### Problem details
Review the listing and copy each line that holds the word "definisce".

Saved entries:

----

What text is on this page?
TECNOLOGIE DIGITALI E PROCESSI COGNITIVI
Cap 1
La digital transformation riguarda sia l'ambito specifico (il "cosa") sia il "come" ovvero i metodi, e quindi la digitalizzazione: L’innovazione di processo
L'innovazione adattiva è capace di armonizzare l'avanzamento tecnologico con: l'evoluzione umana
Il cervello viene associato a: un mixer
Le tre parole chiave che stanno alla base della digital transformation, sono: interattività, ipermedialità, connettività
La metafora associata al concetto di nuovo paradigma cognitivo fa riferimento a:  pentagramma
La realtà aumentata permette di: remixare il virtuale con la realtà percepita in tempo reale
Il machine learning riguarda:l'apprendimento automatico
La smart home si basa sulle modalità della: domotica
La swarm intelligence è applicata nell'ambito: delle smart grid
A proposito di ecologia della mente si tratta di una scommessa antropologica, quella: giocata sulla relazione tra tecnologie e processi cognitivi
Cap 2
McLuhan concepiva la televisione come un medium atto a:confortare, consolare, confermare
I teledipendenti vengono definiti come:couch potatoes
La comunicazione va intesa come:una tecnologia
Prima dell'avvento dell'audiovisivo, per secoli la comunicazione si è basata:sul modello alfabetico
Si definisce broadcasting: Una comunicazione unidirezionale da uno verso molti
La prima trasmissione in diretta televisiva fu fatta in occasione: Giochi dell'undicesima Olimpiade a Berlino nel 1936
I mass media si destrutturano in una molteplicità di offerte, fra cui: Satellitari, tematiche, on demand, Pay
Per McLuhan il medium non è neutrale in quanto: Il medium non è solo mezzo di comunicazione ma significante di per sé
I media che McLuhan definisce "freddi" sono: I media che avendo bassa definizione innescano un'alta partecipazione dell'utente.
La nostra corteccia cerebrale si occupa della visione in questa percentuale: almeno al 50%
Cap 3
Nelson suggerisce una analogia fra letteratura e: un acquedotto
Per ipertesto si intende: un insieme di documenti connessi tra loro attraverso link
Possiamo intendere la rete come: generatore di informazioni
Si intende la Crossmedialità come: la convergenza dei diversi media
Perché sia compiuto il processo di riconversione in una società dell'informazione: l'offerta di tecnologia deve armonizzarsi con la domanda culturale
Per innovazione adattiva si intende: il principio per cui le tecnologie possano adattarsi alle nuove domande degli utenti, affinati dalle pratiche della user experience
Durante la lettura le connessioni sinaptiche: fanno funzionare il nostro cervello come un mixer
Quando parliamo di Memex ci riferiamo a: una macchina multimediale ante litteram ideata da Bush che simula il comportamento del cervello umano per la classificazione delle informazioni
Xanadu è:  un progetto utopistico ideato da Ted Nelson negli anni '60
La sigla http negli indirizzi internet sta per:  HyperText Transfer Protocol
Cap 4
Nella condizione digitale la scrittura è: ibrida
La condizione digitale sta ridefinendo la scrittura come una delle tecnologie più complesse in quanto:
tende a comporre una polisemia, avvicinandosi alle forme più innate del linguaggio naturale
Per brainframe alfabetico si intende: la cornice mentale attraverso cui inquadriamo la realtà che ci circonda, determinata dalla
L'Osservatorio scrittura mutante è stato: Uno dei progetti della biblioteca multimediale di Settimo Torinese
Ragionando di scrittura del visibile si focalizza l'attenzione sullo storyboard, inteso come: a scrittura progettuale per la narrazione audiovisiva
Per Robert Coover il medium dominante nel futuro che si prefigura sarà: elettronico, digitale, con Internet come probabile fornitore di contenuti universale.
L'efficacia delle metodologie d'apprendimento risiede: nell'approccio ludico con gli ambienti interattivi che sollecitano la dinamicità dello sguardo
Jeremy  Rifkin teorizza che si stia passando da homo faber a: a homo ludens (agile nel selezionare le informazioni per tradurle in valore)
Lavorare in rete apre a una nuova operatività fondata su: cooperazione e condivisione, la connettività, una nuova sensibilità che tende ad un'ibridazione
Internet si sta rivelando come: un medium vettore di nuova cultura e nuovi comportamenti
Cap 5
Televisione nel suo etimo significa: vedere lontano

----

### Response
Si definisce broadcasting: Una comunicazione unidirezionale da uno verso molti
I media che McLuhan definisce "freddi" sono: I media che avendo bassa definizione innescano un'alta partecipazione dell'utente.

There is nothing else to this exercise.